What you should do
Can you transcribe every line exactly and leave the pictures behind?

--- Start Provided material ---

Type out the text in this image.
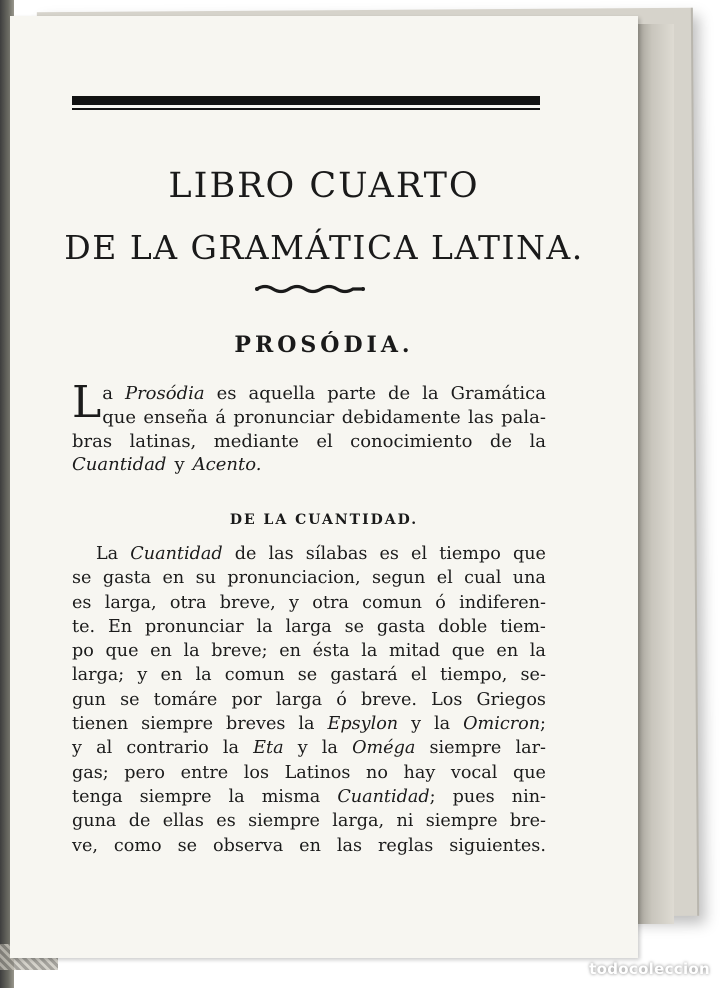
LIBRO CUARTO
DE LA GRAMÁTICA LATINA.
PROSÓDIA.
L a Prosódia es aquella parte de la Gramática
que enseña á pronunciar debidamente las pala-
bras latinas, mediante el conocimiento de la
Cuantidad y Acento.
DE LA CUANTIDAD.
La Cuantidad de las sílabas es el tiempo que
se gasta en su pronunciacion, segun el cual una
es larga, otra breve, y otra comun ó indiferen-
te. En pronunciar la larga se gasta doble tiem-
po que en la breve; en ésta la mitad que en la
larga; y en la comun se gastará el tiempo, se-
gun se tomáre por larga ó breve. Los Griegos
tienen siempre breves la Epsylon y la Omicron;
y al contrario la Eta y la Oméga siempre lar-
gas; pero entre los Latinos no hay vocal que
tenga siempre la misma Cuantidad; pues nin-
guna de ellas es siempre larga, ni siempre bre-
ve, como se observa en las reglas siguientes.
todocoleccion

--- End Provided material ---

Exercise result
Type out the text in this image.
LIBRO CUARTO
DE LA GRAMÁTICA LATINA.
PROSÓDIA.
L a Prosódia es aquella parte de la Gramática
que enseña á pronunciar debidamente las pala-
bras latinas, mediante el conocimiento de la
Cuantidad y Acento.
DE LA CUANTIDAD.
La Cuantidad de las sílabas es el tiempo que
se gasta en su pronunciacion, segun el cual una
es larga, otra breve, y otra comun ó indiferen-
te. En pronunciar la larga se gasta doble tiem-
po que en la breve; en ésta la mitad que en la
larga; y en la comun se gastará el tiempo, se-
gun se tomáre por larga ó breve. Los Griegos
tienen siempre breves la Epsylon y la Omicron;
y al contrario la Eta y la Oméga siempre lar-
gas; pero entre los Latinos no hay vocal que
tenga siempre la misma Cuantidad; pues nin-
guna de ellas es siempre larga, ni siempre bre-
ve, como se observa en las reglas siguientes.
todocoleccion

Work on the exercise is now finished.